== Work to complete ==
Filter the listing below, copying every line in which the word "title" appears.

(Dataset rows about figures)
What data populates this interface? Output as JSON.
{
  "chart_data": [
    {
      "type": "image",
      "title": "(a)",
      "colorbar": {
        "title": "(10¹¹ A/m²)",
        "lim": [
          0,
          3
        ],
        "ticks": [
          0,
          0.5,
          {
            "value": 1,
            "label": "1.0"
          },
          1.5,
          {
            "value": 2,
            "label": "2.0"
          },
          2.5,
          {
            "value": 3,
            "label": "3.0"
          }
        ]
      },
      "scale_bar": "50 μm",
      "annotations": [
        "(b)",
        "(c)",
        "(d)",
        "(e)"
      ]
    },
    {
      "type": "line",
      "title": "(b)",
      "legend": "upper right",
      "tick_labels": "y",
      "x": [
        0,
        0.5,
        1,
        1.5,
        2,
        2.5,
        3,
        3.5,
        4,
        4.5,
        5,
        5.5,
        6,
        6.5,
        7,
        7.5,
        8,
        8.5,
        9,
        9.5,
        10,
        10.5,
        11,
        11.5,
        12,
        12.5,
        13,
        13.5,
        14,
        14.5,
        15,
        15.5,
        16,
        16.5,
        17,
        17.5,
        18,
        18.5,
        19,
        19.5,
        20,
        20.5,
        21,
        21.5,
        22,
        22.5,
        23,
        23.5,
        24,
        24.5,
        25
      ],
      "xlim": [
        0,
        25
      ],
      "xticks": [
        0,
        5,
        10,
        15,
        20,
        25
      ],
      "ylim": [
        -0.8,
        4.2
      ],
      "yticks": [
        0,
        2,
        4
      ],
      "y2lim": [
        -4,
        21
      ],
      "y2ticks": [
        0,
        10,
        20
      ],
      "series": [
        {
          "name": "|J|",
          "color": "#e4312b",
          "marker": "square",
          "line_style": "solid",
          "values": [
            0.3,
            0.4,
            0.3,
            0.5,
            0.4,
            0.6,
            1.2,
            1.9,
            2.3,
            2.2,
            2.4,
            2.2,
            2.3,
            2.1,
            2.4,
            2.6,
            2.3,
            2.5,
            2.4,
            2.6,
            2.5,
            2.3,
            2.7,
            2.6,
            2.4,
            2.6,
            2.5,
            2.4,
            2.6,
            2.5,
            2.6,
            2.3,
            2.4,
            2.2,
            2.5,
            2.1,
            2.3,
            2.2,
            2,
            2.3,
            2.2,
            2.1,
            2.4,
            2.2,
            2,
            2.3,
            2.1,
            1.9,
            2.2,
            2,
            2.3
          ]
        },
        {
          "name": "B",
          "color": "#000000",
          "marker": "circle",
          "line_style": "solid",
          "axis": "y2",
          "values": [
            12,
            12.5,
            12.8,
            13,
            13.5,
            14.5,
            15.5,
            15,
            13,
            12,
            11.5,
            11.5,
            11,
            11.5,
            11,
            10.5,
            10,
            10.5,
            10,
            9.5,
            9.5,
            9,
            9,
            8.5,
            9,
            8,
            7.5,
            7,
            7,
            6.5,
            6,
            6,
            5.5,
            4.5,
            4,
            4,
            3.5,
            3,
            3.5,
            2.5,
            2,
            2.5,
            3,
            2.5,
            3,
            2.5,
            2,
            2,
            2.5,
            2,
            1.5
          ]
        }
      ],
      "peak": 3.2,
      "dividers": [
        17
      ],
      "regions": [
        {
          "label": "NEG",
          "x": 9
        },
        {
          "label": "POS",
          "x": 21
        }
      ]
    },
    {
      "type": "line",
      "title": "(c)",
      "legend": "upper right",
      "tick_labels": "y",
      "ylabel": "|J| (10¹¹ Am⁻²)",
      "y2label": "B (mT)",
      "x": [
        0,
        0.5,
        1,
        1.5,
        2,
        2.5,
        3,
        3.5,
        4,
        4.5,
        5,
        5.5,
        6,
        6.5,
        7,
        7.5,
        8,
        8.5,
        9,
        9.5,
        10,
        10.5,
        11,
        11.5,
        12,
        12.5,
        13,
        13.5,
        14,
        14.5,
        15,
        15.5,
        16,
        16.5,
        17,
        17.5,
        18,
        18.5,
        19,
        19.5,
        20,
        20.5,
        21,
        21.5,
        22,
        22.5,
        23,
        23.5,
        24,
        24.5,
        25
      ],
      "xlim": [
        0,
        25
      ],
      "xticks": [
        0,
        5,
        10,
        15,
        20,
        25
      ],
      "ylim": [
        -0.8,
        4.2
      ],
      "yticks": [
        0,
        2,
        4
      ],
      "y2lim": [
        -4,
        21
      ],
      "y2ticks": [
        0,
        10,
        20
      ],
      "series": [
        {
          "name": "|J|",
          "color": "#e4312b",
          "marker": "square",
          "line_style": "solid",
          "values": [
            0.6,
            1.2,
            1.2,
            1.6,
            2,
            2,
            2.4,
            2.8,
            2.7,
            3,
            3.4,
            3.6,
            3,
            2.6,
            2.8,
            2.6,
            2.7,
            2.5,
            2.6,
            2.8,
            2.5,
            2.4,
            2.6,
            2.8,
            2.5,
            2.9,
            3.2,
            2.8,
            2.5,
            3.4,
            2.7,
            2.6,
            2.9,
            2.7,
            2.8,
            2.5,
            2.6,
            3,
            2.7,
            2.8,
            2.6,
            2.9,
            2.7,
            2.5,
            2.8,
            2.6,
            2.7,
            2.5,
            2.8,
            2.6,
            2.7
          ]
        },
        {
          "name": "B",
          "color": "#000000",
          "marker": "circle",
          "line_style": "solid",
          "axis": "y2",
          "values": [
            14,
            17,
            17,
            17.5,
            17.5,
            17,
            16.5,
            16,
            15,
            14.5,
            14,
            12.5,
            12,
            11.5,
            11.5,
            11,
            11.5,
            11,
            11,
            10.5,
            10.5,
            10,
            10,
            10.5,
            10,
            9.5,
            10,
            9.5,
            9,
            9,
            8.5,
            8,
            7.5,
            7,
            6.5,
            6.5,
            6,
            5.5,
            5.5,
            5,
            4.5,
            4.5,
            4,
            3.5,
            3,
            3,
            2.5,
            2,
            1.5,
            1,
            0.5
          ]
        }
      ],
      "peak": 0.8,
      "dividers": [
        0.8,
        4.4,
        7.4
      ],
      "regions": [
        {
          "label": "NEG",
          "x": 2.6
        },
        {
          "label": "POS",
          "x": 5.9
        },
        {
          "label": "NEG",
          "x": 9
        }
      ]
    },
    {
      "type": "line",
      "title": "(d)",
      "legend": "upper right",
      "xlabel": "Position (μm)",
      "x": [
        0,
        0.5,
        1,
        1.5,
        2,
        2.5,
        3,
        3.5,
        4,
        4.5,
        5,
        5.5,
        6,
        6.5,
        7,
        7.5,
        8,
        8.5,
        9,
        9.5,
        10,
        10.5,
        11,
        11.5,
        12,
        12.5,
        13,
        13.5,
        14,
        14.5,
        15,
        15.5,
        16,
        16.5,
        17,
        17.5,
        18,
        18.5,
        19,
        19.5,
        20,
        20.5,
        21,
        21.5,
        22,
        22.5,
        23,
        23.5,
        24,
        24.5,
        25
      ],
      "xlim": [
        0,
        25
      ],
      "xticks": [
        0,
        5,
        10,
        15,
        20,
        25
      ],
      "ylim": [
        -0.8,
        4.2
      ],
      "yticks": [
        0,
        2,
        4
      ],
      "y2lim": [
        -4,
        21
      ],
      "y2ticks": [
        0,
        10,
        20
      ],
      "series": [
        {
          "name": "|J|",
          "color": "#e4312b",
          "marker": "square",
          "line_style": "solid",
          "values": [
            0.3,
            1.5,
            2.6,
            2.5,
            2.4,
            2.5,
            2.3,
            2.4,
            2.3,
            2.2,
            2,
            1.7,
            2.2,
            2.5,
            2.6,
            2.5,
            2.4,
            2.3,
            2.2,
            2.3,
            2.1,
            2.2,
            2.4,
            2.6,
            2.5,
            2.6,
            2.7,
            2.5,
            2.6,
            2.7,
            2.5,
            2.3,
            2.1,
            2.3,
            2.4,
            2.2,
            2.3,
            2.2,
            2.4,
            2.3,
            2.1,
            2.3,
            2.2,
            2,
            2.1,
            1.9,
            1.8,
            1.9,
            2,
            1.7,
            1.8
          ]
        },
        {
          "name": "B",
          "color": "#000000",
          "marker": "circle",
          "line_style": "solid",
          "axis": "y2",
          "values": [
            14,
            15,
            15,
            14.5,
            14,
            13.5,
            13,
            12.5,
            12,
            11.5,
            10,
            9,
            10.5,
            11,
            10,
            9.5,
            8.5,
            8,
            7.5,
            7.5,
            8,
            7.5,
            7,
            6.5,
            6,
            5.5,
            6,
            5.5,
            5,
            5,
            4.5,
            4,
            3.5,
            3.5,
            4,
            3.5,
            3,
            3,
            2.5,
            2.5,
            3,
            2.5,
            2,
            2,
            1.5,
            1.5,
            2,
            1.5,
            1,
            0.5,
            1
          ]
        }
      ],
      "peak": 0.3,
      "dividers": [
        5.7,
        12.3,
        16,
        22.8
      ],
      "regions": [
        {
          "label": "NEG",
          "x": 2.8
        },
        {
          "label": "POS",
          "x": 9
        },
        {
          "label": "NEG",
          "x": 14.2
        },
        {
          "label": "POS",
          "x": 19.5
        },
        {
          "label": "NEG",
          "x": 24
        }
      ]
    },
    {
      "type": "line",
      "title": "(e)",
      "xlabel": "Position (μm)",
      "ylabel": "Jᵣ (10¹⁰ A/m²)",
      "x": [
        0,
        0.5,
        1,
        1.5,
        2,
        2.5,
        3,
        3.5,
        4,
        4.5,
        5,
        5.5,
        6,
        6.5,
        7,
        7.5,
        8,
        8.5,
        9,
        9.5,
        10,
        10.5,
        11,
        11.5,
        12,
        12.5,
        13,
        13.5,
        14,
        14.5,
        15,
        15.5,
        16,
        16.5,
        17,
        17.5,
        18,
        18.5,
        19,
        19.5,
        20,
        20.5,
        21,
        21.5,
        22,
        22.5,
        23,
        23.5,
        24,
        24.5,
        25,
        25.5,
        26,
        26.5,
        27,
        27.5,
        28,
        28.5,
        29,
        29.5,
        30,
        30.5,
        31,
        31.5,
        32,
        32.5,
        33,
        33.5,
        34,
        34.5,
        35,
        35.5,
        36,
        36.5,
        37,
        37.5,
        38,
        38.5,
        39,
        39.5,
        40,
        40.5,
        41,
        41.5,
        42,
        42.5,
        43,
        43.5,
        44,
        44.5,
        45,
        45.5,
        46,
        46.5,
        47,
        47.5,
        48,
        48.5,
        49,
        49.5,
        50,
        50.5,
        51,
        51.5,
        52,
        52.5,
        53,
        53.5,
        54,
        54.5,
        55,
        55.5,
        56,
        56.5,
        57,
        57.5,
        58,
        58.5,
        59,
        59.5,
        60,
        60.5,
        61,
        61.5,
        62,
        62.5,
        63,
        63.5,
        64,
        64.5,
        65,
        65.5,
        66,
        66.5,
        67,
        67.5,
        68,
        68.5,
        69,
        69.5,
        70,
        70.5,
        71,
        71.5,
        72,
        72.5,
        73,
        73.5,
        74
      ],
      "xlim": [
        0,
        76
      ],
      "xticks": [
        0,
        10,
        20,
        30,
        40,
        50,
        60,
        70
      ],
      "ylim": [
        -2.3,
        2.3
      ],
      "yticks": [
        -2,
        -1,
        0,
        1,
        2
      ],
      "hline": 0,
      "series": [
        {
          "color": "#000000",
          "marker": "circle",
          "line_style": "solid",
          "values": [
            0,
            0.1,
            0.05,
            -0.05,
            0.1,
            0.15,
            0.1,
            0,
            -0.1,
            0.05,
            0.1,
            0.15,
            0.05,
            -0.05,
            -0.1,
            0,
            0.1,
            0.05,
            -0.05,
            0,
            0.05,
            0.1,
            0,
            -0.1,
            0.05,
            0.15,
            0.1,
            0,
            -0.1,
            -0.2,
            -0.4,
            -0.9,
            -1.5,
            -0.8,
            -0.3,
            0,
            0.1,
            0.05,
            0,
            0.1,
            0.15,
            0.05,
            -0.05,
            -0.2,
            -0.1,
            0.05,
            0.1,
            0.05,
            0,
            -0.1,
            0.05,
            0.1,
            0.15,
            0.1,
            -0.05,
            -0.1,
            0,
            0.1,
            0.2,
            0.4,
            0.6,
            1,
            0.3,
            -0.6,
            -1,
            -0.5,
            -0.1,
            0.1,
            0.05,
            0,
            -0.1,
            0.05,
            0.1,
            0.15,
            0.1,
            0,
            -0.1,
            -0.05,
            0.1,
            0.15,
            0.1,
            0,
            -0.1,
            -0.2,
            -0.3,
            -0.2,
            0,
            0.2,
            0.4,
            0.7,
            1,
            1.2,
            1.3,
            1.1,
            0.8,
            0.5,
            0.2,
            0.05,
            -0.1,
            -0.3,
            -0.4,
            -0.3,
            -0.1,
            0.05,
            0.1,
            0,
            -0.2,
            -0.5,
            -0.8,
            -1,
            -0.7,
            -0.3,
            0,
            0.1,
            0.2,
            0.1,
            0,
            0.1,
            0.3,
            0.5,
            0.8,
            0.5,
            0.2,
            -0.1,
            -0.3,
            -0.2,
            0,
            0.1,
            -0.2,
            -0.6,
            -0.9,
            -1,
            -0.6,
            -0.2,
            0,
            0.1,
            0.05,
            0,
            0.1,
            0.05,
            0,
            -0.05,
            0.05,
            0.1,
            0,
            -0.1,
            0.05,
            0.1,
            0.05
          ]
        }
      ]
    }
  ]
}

== Task answer ==
      "title": "(a)",
        "title": "(10¹¹ A/m²)",
      "title": "(b)",
      "title": "(c)",
      "title": "(d)",
      "title": "(e)",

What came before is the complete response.